PROBLEM DETAILS
Look through the data below. Pick out the lines holding the string "Officer".

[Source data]
━━━━━━━━━━━━━━━━

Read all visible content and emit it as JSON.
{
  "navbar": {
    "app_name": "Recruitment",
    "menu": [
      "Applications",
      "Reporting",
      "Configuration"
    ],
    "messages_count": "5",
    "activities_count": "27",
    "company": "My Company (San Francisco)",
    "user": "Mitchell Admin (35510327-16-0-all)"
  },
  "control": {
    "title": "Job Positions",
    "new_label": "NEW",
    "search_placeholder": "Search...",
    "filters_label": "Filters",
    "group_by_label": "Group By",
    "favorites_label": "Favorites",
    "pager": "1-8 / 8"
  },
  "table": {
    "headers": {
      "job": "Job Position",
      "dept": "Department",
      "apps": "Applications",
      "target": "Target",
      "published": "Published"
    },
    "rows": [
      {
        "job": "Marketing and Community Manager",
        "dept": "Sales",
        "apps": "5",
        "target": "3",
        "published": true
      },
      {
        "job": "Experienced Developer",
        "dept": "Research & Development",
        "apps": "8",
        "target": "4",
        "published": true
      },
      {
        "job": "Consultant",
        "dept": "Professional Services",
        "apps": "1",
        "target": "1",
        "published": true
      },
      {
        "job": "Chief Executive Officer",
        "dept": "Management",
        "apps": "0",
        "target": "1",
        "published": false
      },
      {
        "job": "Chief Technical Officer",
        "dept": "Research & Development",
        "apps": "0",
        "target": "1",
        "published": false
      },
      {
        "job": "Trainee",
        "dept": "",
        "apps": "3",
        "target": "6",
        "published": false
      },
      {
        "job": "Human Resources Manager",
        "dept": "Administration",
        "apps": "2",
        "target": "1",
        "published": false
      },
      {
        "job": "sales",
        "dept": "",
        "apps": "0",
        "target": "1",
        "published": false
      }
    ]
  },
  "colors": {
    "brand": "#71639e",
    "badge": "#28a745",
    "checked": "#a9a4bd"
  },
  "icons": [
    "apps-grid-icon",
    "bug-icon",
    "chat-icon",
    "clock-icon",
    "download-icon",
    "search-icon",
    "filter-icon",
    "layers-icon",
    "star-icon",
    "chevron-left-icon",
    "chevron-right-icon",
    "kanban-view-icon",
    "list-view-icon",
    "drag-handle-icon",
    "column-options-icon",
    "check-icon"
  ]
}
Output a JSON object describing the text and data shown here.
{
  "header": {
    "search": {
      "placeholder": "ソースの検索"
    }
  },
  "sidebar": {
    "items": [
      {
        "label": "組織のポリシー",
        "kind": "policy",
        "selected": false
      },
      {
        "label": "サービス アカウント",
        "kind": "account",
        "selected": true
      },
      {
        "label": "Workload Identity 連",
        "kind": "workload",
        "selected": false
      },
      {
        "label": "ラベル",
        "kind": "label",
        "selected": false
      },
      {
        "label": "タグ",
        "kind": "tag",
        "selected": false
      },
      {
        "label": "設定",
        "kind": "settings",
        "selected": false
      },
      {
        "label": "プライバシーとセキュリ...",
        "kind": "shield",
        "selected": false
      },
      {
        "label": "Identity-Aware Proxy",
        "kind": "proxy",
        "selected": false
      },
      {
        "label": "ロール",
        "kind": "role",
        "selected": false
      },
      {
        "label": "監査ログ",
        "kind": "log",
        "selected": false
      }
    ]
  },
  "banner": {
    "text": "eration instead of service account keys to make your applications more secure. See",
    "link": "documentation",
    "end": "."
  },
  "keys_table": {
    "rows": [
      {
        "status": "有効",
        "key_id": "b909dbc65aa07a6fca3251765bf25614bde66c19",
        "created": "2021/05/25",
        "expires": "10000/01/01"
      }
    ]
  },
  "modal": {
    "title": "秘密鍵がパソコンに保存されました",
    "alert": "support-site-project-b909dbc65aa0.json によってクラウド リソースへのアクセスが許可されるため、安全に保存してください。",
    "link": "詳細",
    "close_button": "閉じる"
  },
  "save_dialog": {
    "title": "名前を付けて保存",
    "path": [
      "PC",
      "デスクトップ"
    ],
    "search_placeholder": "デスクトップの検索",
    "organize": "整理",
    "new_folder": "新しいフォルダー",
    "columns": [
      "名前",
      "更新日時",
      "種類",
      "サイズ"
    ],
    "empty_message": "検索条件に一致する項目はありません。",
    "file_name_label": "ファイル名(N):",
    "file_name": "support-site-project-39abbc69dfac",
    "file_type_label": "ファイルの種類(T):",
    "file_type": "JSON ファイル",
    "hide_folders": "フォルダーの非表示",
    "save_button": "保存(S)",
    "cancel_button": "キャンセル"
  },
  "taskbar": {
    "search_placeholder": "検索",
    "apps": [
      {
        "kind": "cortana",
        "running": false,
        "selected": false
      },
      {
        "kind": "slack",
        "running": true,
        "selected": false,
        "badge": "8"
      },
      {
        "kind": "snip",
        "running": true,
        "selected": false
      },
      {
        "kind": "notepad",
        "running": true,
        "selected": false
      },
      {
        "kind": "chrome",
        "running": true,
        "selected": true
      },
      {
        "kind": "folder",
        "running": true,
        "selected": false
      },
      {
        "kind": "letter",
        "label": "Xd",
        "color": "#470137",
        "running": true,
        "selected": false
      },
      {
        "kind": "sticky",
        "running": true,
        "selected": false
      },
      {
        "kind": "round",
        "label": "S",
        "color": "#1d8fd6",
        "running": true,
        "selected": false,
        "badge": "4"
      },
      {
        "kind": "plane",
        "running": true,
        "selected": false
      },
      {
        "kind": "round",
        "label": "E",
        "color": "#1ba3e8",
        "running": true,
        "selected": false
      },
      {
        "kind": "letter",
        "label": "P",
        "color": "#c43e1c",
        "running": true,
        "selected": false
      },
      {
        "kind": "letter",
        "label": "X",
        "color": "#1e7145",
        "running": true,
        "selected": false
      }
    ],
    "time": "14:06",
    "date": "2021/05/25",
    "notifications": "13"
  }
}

━━━━━━━━━━━━━━━━

EXERCISE ANSWER
        "job": "Chief Executive Officer",
        "job": "Chief Technical Officer",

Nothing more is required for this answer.